Exercise instructions: Transcribe each line of the records below exactly, excluding any embedded images.

━━━━━━

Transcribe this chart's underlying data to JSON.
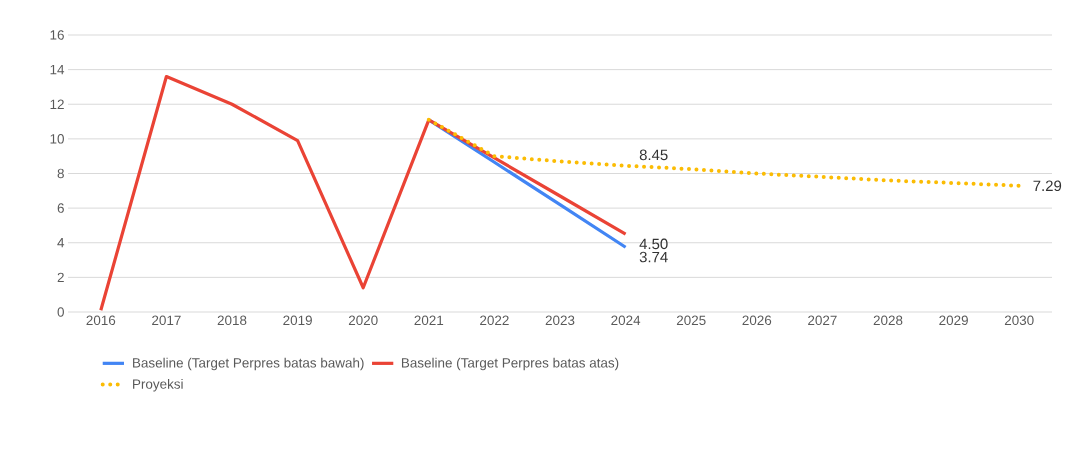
{
  "chart_data": {
    "type": "line",
    "categories": [
      "2016",
      "2017",
      "2018",
      "2019",
      "2020",
      "2021",
      "2022",
      "2023",
      "2024",
      "2025",
      "2026",
      "2027",
      "2028",
      "2029",
      "2030"
    ],
    "series": [
      {
        "name": "Baseline (Target Perpres batas bawah)",
        "color": "#4285f4",
        "line_style": "solid",
        "values": [
          null,
          null,
          null,
          null,
          null,
          11.1,
          8.65,
          6.2,
          3.74,
          null,
          null,
          null,
          null,
          null,
          null
        ],
        "value_labels": [
          null,
          null,
          null,
          null,
          null,
          null,
          null,
          null,
          "3.74",
          null,
          null,
          null,
          null,
          null,
          null
        ]
      },
      {
        "name": "Baseline (Target Perpres batas atas)",
        "color": "#ea4335",
        "line_style": "solid",
        "values": [
          0.1,
          13.6,
          12.0,
          9.9,
          1.4,
          11.1,
          8.9,
          6.7,
          4.5,
          null,
          null,
          null,
          null,
          null,
          null
        ],
        "value_labels": [
          null,
          null,
          null,
          null,
          null,
          null,
          null,
          null,
          "4.50",
          null,
          null,
          null,
          null,
          null,
          null
        ]
      },
      {
        "name": "Proyeksi",
        "color": "#fbbc04",
        "line_style": "dotted",
        "values": [
          null,
          null,
          null,
          null,
          null,
          11.1,
          9.0,
          8.7,
          8.45,
          8.25,
          8.0,
          7.8,
          7.6,
          7.45,
          7.29
        ],
        "value_labels": [
          null,
          null,
          null,
          null,
          null,
          null,
          null,
          null,
          "8.45",
          null,
          null,
          null,
          null,
          null,
          "7.29"
        ]
      }
    ],
    "ylim": [
      0,
      16
    ],
    "yticks": [
      0,
      2,
      4,
      6,
      8,
      10,
      12,
      14,
      16
    ],
    "grid": "y",
    "legend": "bottom"
  }
}
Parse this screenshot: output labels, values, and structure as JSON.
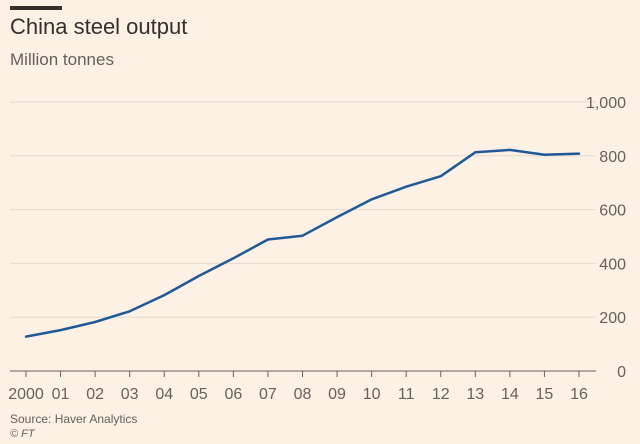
{
  "title": "China steel output",
  "subtitle": "Million tonnes",
  "source": "Source: Haver Analytics",
  "credit": "© FT",
  "colors": {
    "background": "#fdf0e5",
    "line": "#1f5a96",
    "grid": "#e6d9ce",
    "text": "#66605c"
  },
  "chart_data": {
    "type": "line",
    "title": "China steel output",
    "subtitle": "Million tonnes",
    "xlabel": "",
    "ylabel": "",
    "x": [
      2000,
      2001,
      2002,
      2003,
      2004,
      2005,
      2006,
      2007,
      2008,
      2009,
      2010,
      2011,
      2012,
      2013,
      2014,
      2015,
      2016
    ],
    "x_tick_labels": [
      "2000",
      "01",
      "02",
      "03",
      "04",
      "05",
      "06",
      "07",
      "08",
      "09",
      "10",
      "11",
      "12",
      "13",
      "14",
      "15",
      "16"
    ],
    "y_ticks": [
      0,
      200,
      400,
      600,
      800,
      1000
    ],
    "y_tick_labels": [
      "0",
      "200",
      "400",
      "600",
      "800",
      "1,000"
    ],
    "ylim": [
      0,
      1000
    ],
    "xlim": [
      2000,
      2016
    ],
    "y_axis_position": "right",
    "grid": true,
    "series": [
      {
        "values": [
          128,
          152,
          182,
          222,
          282,
          353,
          419,
          489,
          503,
          572,
          638,
          685,
          724,
          813,
          822,
          804,
          808
        ]
      }
    ]
  }
}
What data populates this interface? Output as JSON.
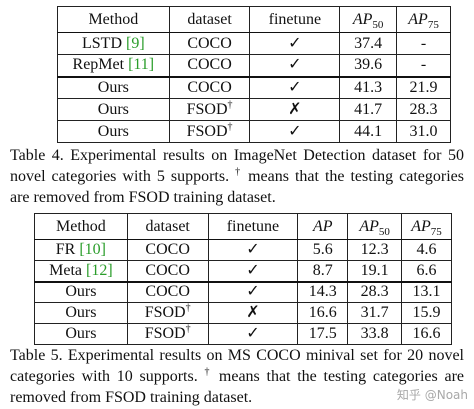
{
  "table4": {
    "headers": [
      "Method",
      "dataset",
      "finetune",
      "AP",
      "50",
      "AP",
      "75"
    ],
    "rows": [
      {
        "method": "LSTD ",
        "cite": "[9]",
        "dataset": "COCO",
        "dagger": "",
        "finetune": "check",
        "ap50": "37.4",
        "ap75": "-",
        "bold50": false,
        "bold75": false
      },
      {
        "method": "RepMet ",
        "cite": "[11]",
        "dataset": "COCO",
        "dagger": "",
        "finetune": "check",
        "ap50": "39.6",
        "ap75": "-",
        "bold50": false,
        "bold75": false
      },
      {
        "method": "Ours",
        "cite": "",
        "dataset": "COCO",
        "dagger": "",
        "finetune": "check",
        "ap50": "41.3",
        "ap75": "21.9",
        "bold50": false,
        "bold75": false
      },
      {
        "method": "Ours",
        "cite": "",
        "dataset": "FSOD",
        "dagger": "†",
        "finetune": "cross",
        "ap50": "41.7",
        "ap75": "28.3",
        "bold50": false,
        "bold75": false
      },
      {
        "method": "Ours",
        "cite": "",
        "dataset": "FSOD",
        "dagger": "†",
        "finetune": "check",
        "ap50": "44.1",
        "ap75": "31.0",
        "bold50": true,
        "bold75": true
      }
    ],
    "caption_a": "Table 4. Experimental results on ImageNet Detection dataset for 50 novel categories with 5 supports. ",
    "caption_dagger": "†",
    "caption_b": " means that the testing categories are removed from FSOD training dataset."
  },
  "table5": {
    "headers": [
      "Method",
      "dataset",
      "finetune",
      "AP",
      "AP",
      "50",
      "AP",
      "75"
    ],
    "rows": [
      {
        "method": "FR ",
        "cite": "[10]",
        "dataset": "COCO",
        "dagger": "",
        "finetune": "check",
        "ap": "5.6",
        "ap50": "12.3",
        "ap75": "4.6",
        "bold": false
      },
      {
        "method": "Meta ",
        "cite": "[12]",
        "dataset": "COCO",
        "dagger": "",
        "finetune": "check",
        "ap": "8.7",
        "ap50": "19.1",
        "ap75": "6.6",
        "bold": false
      },
      {
        "method": "Ours",
        "cite": "",
        "dataset": "COCO",
        "dagger": "",
        "finetune": "check",
        "ap": "14.3",
        "ap50": "28.3",
        "ap75": "13.1",
        "bold": false
      },
      {
        "method": "Ours",
        "cite": "",
        "dataset": "FSOD",
        "dagger": "†",
        "finetune": "cross",
        "ap": "16.6",
        "ap50": "31.7",
        "ap75": "15.9",
        "bold": false
      },
      {
        "method": "Ours",
        "cite": "",
        "dataset": "FSOD",
        "dagger": "†",
        "finetune": "check",
        "ap": "17.5",
        "ap50": "33.8",
        "ap75": "16.6",
        "bold": true
      }
    ],
    "caption_a": "Table 5. Experimental results on MS COCO minival set for 20 novel categories with 10 supports. ",
    "caption_dagger": "†",
    "caption_b": " means that the testing categories are removed from FSOD training dataset."
  },
  "watermark": "知乎 @Noah"
}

━━━━━━

Output of the task:
Transcribe this chart's underlying data to JSON.
{
  "chart_data": {
    "type": "line",
    "categories": [
      "2016",
      "2017",
      "2018",
      "2019",
      "2020",
      "2021",
      "2022",
      "2023",
      "2024",
      "2025",
      "2026",
      "2027",
      "2028",
      "2029",
      "2030"
    ],
    "series": [
      {
        "name": "Baseline (Target Perpres batas bawah)",
        "color": "#4285f4",
        "line_style": "solid",
        "values": [
          null,
          null,
          null,
          null,
          null,
          11.1,
          8.65,
          6.2,
          3.74,
          null,
          null,
          null,
          null,
          null,
          null
        ],
        "value_labels": [
          null,
          null,
          null,
          null,
          null,
          null,
          null,
          null,
          "3.74",
          null,
          null,
          null,
          null,
          null,
          null
        ]
      },
      {
        "name": "Baseline (Target Perpres batas atas)",
        "color": "#ea4335",
        "line_style": "solid",
        "values": [
          0.1,
          13.6,
          12.0,
          9.9,
          1.4,
          11.1,
          8.9,
          6.7,
          4.5,
          null,
          null,
          null,
          null,
          null,
          null
        ],
        "value_labels": [
          null,
          null,
          null,
          null,
          null,
          null,
          null,
          null,
          "4.50",
          null,
          null,
          null,
          null,
          null,
          null
        ]
      },
      {
        "name": "Proyeksi",
        "color": "#fbbc04",
        "line_style": "dotted",
        "values": [
          null,
          null,
          null,
          null,
          null,
          11.1,
          9.0,
          8.7,
          8.45,
          8.25,
          8.0,
          7.8,
          7.6,
          7.45,
          7.29
        ],
        "value_labels": [
          null,
          null,
          null,
          null,
          null,
          null,
          null,
          null,
          "8.45",
          null,
          null,
          null,
          null,
          null,
          "7.29"
        ]
      }
    ],
    "ylim": [
      0,
      16
    ],
    "yticks": [
      0,
      2,
      4,
      6,
      8,
      10,
      12,
      14,
      16
    ],
    "grid": "y",
    "legend": "bottom"
  }
}
Parse this screenshot: output labels, values, and structure as JSON.
{
  "title": "China steel output",
  "subtitle": "Million tonnes",
  "source": "Source: Haver Analytics",
  "credit": "© FT",
  "colors": {
    "background": "#fdf0e5",
    "line": "#1f5a96",
    "grid": "#e6d9ce",
    "text": "#66605c"
  },
  "chart_data": {
    "type": "line",
    "title": "China steel output",
    "subtitle": "Million tonnes",
    "xlabel": "",
    "ylabel": "",
    "x": [
      2000,
      2001,
      2002,
      2003,
      2004,
      2005,
      2006,
      2007,
      2008,
      2009,
      2010,
      2011,
      2012,
      2013,
      2014,
      2015,
      2016
    ],
    "x_tick_labels": [
      "2000",
      "01",
      "02",
      "03",
      "04",
      "05",
      "06",
      "07",
      "08",
      "09",
      "10",
      "11",
      "12",
      "13",
      "14",
      "15",
      "16"
    ],
    "y_ticks": [
      0,
      200,
      400,
      600,
      800,
      1000
    ],
    "y_tick_labels": [
      "0",
      "200",
      "400",
      "600",
      "800",
      "1,000"
    ],
    "ylim": [
      0,
      1000
    ],
    "xlim": [
      2000,
      2016
    ],
    "y_axis_position": "right",
    "grid": true,
    "series": [
      {
        "values": [
          128,
          152,
          182,
          222,
          282,
          353,
          419,
          489,
          503,
          572,
          638,
          685,
          724,
          813,
          822,
          804,
          808
        ]
      }
    ]
  }
}
What data populates this interface? Output as JSON.
{
  "table4": {
    "headers": [
      "Method",
      "dataset",
      "finetune",
      "AP",
      "50",
      "AP",
      "75"
    ],
    "rows": [
      {
        "method": "LSTD ",
        "cite": "[9]",
        "dataset": "COCO",
        "dagger": "",
        "finetune": "check",
        "ap50": "37.4",
        "ap75": "-",
        "bold50": false,
        "bold75": false
      },
      {
        "method": "RepMet ",
        "cite": "[11]",
        "dataset": "COCO",
        "dagger": "",
        "finetune": "check",
        "ap50": "39.6",
        "ap75": "-",
        "bold50": false,
        "bold75": false
      },
      {
        "method": "Ours",
        "cite": "",
        "dataset": "COCO",
        "dagger": "",
        "finetune": "check",
        "ap50": "41.3",
        "ap75": "21.9",
        "bold50": false,
        "bold75": false
      },
      {
        "method": "Ours",
        "cite": "",
        "dataset": "FSOD",
        "dagger": "†",
        "finetune": "cross",
        "ap50": "41.7",
        "ap75": "28.3",
        "bold50": false,
        "bold75": false
      },
      {
        "method": "Ours",
        "cite": "",
        "dataset": "FSOD",
        "dagger": "†",
        "finetune": "check",
        "ap50": "44.1",
        "ap75": "31.0",
        "bold50": true,
        "bold75": true
      }
    ],
    "caption_a": "Table 4. Experimental results on ImageNet Detection dataset for 50 novel categories with 5 supports. ",
    "caption_dagger": "†",
    "caption_b": " means that the testing categories are removed from FSOD training dataset."
  },
  "table5": {
    "headers": [
      "Method",
      "dataset",
      "finetune",
      "AP",
      "AP",
      "50",
      "AP",
      "75"
    ],
    "rows": [
      {
        "method": "FR ",
        "cite": "[10]",
        "dataset": "COCO",
        "dagger": "",
        "finetune": "check",
        "ap": "5.6",
        "ap50": "12.3",
        "ap75": "4.6",
        "bold": false
      },
      {
        "method": "Meta ",
        "cite": "[12]",
        "dataset": "COCO",
        "dagger": "",
        "finetune": "check",
        "ap": "8.7",
        "ap50": "19.1",
        "ap75": "6.6",
        "bold": false
      },
      {
        "method": "Ours",
        "cite": "",
        "dataset": "COCO",
        "dagger": "",
        "finetune": "check",
        "ap": "14.3",
        "ap50": "28.3",
        "ap75": "13.1",
        "bold": false
      },
      {
        "method": "Ours",
        "cite": "",
        "dataset": "FSOD",
        "dagger": "†",
        "finetune": "cross",
        "ap": "16.6",
        "ap50": "31.7",
        "ap75": "15.9",
        "bold": false
      },
      {
        "method": "Ours",
        "cite": "",
        "dataset": "FSOD",
        "dagger": "†",
        "finetune": "check",
        "ap": "17.5",
        "ap50": "33.8",
        "ap75": "16.6",
        "bold": true
      }
    ],
    "caption_a": "Table 5. Experimental results on MS COCO minival set for 20 novel categories with 10 supports. ",
    "caption_dagger": "†",
    "caption_b": " means that the testing categories are removed from FSOD training dataset."
  },
  "watermark": "知乎 @Noah"
}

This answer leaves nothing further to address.